(begin)
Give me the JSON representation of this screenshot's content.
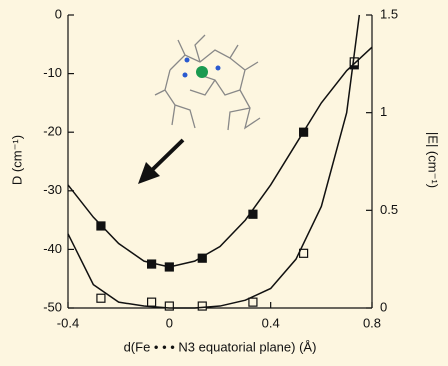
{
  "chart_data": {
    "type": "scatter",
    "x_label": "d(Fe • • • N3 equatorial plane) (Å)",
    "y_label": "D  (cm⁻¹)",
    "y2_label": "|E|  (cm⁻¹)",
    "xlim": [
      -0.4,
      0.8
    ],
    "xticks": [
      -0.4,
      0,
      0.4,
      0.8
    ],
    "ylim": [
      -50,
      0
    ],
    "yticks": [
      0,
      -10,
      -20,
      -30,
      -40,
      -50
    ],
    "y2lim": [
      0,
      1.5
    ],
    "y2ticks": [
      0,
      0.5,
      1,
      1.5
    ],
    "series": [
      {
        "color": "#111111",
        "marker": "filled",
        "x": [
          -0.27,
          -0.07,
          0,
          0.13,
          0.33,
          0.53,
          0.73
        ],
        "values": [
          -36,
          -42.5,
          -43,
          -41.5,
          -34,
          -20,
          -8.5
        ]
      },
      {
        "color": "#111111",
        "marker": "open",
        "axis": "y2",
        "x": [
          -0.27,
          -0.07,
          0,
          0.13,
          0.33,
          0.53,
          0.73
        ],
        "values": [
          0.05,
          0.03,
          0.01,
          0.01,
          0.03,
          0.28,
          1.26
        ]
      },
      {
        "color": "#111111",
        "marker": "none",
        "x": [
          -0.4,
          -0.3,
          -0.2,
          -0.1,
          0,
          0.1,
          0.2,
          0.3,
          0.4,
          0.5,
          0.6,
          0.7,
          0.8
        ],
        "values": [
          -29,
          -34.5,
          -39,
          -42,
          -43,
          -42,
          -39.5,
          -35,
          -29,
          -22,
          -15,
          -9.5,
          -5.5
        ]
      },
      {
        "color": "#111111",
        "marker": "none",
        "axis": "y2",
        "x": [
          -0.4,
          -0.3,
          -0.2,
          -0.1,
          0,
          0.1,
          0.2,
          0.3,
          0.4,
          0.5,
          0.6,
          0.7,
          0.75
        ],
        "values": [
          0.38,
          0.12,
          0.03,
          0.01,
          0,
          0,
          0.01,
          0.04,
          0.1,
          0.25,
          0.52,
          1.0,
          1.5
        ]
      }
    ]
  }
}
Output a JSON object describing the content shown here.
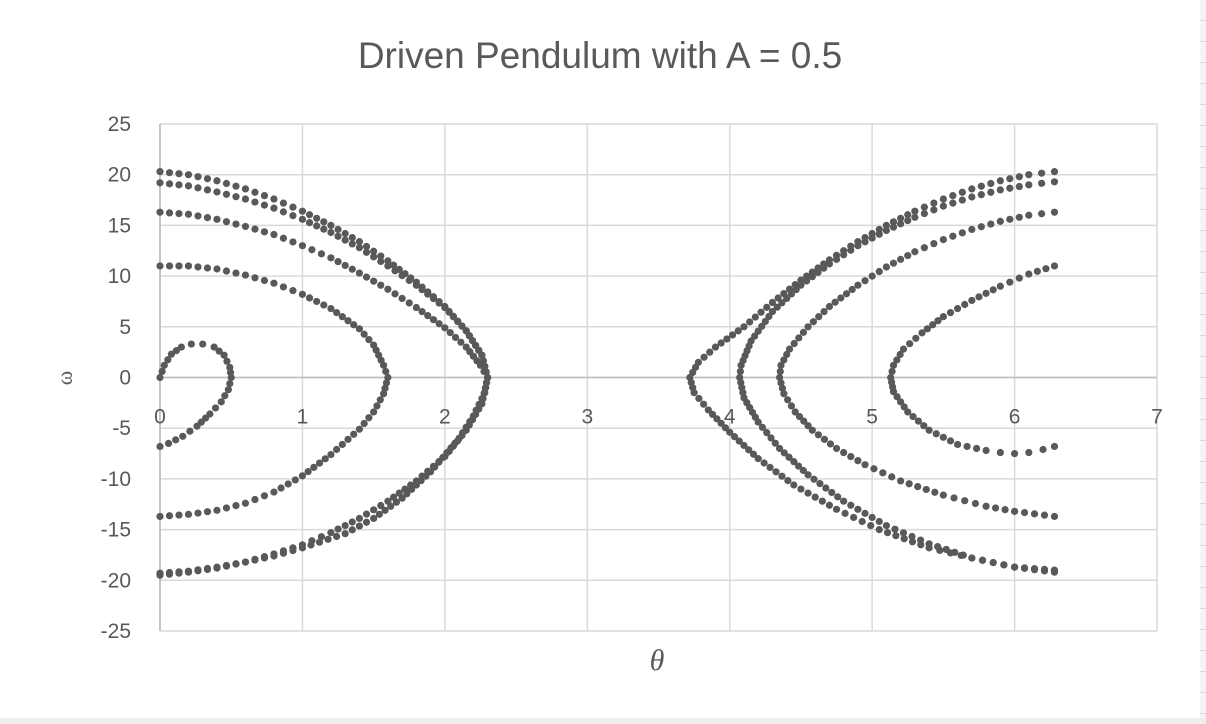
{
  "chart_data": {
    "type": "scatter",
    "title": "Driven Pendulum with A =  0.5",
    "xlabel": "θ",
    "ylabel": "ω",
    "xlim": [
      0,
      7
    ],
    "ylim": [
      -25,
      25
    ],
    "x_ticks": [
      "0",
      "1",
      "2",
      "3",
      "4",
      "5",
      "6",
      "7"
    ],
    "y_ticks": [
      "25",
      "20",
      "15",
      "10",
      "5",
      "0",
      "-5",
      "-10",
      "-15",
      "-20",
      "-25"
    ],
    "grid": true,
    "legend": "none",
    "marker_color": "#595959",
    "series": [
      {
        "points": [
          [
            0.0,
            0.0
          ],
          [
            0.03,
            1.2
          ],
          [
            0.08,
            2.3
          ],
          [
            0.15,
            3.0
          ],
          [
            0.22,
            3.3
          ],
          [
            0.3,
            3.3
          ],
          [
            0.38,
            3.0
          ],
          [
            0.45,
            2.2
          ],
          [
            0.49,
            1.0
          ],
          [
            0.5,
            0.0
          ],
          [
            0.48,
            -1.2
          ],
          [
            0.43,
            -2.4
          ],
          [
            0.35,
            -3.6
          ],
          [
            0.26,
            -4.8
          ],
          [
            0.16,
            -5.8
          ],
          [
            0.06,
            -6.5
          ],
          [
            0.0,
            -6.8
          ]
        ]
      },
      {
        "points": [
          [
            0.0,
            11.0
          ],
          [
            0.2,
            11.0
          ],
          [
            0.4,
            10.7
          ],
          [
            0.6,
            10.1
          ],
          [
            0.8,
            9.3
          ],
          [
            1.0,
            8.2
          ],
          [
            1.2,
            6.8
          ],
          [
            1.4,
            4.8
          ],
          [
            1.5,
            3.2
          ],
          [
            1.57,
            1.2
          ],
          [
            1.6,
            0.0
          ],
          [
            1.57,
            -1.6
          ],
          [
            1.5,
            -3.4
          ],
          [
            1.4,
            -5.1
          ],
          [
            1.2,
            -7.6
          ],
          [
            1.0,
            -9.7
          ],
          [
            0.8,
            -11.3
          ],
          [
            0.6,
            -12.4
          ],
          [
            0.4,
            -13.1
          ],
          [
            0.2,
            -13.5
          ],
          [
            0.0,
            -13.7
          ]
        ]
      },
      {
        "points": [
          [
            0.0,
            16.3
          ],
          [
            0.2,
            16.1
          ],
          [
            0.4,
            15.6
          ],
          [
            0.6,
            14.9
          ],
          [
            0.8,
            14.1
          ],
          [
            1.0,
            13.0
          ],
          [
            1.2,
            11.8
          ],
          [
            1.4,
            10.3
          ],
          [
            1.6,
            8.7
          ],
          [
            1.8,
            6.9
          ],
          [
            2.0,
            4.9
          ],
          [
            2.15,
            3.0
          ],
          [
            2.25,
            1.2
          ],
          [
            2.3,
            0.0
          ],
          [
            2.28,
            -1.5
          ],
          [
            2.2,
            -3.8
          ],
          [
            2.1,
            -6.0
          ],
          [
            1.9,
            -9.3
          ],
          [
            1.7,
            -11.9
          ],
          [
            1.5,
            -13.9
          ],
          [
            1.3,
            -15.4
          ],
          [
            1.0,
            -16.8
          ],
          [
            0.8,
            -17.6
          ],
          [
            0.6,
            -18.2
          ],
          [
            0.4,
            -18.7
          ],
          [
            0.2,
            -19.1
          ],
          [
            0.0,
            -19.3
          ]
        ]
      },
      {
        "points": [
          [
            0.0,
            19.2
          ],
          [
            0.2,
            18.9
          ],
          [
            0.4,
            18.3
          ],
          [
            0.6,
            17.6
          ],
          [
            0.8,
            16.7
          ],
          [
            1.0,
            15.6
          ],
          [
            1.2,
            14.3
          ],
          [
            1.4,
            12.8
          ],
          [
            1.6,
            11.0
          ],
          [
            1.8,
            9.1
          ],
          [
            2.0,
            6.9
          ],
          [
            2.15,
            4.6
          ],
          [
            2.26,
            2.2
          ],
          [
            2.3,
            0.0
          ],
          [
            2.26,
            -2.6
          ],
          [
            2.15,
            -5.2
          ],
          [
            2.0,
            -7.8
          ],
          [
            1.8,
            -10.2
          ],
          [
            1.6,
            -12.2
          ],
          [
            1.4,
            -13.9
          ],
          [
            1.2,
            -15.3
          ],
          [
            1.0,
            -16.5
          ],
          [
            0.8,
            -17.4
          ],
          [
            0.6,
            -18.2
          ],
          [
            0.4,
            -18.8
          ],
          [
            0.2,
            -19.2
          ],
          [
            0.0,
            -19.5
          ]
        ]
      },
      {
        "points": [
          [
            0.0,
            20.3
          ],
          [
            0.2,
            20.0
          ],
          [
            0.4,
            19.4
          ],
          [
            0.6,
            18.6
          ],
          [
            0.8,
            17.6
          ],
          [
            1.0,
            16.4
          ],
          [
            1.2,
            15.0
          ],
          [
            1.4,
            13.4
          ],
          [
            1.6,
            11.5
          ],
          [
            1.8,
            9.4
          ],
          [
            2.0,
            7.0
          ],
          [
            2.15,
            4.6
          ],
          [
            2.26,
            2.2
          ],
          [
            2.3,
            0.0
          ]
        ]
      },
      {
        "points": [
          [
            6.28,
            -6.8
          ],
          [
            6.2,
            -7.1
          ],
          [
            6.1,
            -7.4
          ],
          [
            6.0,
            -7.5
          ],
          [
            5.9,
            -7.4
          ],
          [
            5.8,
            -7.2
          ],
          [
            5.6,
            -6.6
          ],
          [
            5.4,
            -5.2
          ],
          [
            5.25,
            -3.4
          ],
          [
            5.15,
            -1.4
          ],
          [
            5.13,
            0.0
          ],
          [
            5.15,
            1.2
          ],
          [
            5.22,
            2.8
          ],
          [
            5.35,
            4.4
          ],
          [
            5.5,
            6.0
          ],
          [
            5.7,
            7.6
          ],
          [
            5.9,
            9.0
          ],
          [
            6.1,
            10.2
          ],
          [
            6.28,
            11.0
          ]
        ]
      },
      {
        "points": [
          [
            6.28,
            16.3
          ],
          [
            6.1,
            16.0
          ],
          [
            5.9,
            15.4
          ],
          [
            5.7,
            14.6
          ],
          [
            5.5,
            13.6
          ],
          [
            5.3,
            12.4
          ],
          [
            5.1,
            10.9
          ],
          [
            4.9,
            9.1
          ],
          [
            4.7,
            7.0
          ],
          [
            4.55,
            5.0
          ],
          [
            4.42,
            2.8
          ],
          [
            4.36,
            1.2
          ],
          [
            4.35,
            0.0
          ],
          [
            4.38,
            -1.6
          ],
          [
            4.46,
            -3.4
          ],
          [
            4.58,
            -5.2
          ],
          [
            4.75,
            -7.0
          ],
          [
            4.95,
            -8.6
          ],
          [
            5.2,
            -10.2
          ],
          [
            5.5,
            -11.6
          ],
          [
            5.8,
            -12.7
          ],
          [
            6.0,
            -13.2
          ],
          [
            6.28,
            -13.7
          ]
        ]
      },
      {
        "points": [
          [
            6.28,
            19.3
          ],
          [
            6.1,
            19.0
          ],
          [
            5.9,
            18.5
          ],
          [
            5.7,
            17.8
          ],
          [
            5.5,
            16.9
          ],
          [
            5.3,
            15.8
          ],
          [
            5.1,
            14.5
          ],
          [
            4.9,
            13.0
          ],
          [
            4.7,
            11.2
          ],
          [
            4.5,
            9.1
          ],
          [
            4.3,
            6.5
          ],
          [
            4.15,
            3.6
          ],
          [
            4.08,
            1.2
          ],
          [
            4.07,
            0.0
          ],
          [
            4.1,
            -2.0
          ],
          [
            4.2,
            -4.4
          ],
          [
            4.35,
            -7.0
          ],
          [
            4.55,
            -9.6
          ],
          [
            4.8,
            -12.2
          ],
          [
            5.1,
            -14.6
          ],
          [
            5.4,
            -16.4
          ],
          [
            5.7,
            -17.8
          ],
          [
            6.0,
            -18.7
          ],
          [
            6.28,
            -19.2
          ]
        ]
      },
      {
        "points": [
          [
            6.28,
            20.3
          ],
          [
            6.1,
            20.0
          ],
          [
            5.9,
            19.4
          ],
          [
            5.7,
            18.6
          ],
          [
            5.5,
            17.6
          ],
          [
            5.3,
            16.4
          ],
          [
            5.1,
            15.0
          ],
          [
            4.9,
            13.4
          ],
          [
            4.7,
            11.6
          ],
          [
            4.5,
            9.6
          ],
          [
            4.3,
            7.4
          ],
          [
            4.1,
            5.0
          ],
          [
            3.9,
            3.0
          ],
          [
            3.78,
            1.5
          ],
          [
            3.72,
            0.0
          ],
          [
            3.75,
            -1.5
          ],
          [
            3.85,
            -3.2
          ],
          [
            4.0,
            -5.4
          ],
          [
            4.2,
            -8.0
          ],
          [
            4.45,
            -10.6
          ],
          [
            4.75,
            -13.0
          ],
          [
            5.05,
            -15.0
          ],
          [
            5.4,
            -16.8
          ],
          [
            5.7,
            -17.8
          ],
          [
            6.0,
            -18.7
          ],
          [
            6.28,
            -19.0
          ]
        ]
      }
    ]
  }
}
(end)
_Work to be completed_.
Read the data above. Pull out each line in which the string "content" appears.

_Completed task_.
Give me the JSON representation of this screenshot's content.
Output a JSON object describing the content shown here.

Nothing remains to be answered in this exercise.